• _WORK TO BE COMPLETED_
Write out the entries again exactly as they are given.

• _DATA FOR THIS TASK_
• • •
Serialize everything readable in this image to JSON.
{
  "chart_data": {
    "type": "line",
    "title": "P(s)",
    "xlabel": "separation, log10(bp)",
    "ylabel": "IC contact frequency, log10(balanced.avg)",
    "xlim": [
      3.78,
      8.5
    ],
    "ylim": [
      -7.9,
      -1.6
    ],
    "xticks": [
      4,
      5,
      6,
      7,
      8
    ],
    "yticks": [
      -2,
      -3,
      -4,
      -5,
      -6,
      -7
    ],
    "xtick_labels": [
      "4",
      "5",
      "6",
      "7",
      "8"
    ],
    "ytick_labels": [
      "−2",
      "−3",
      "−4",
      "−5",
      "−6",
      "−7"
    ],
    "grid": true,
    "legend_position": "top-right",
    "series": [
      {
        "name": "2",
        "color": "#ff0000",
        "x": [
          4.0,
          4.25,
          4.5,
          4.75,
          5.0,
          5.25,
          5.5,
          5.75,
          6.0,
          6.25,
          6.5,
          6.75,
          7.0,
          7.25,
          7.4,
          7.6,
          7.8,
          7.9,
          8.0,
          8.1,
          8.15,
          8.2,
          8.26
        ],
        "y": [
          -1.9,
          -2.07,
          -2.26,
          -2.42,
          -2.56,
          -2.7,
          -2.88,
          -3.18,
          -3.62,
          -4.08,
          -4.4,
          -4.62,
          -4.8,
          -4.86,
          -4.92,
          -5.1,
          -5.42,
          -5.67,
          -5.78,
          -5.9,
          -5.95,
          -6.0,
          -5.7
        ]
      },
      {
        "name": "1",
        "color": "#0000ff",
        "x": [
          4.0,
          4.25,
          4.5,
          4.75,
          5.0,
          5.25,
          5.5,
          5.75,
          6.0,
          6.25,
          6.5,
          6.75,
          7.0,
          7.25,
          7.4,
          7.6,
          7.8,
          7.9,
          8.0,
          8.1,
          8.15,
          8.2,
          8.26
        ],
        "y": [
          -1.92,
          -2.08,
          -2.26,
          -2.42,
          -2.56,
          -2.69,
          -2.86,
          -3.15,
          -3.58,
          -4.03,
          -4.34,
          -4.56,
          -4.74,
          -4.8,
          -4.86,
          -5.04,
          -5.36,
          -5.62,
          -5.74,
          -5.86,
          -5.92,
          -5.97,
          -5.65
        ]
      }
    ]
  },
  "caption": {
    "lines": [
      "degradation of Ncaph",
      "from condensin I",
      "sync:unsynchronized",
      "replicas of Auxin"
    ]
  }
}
• • •
• _WRITTEN REPLY_
Serialize everything readable in this image to JSON.
{
  "chart_data": {
    "type": "line",
    "title": "P(s)",
    "xlabel": "separation, log10(bp)",
    "ylabel": "IC contact frequency, log10(balanced.avg)",
    "xlim": [
      3.78,
      8.5
    ],
    "ylim": [
      -7.9,
      -1.6
    ],
    "xticks": [
      4,
      5,
      6,
      7,
      8
    ],
    "yticks": [
      -2,
      -3,
      -4,
      -5,
      -6,
      -7
    ],
    "xtick_labels": [
      "4",
      "5",
      "6",
      "7",
      "8"
    ],
    "ytick_labels": [
      "−2",
      "−3",
      "−4",
      "−5",
      "−6",
      "−7"
    ],
    "grid": true,
    "legend_position": "top-right",
    "series": [
      {
        "name": "2",
        "color": "#ff0000",
        "x": [
          4.0,
          4.25,
          4.5,
          4.75,
          5.0,
          5.25,
          5.5,
          5.75,
          6.0,
          6.25,
          6.5,
          6.75,
          7.0,
          7.25,
          7.4,
          7.6,
          7.8,
          7.9,
          8.0,
          8.1,
          8.15,
          8.2,
          8.26
        ],
        "y": [
          -1.9,
          -2.07,
          -2.26,
          -2.42,
          -2.56,
          -2.7,
          -2.88,
          -3.18,
          -3.62,
          -4.08,
          -4.4,
          -4.62,
          -4.8,
          -4.86,
          -4.92,
          -5.1,
          -5.42,
          -5.67,
          -5.78,
          -5.9,
          -5.95,
          -6.0,
          -5.7
        ]
      },
      {
        "name": "1",
        "color": "#0000ff",
        "x": [
          4.0,
          4.25,
          4.5,
          4.75,
          5.0,
          5.25,
          5.5,
          5.75,
          6.0,
          6.25,
          6.5,
          6.75,
          7.0,
          7.25,
          7.4,
          7.6,
          7.8,
          7.9,
          8.0,
          8.1,
          8.15,
          8.2,
          8.26
        ],
        "y": [
          -1.92,
          -2.08,
          -2.26,
          -2.42,
          -2.56,
          -2.69,
          -2.86,
          -3.15,
          -3.58,
          -4.03,
          -4.34,
          -4.56,
          -4.74,
          -4.8,
          -4.86,
          -5.04,
          -5.36,
          -5.62,
          -5.74,
          -5.86,
          -5.92,
          -5.97,
          -5.65
        ]
      }
    ]
  },
  "caption": {
    "lines": [
      "degradation of Ncaph",
      "from condensin I",
      "sync:unsynchronized",
      "replicas of Auxin"
    ]
  }
}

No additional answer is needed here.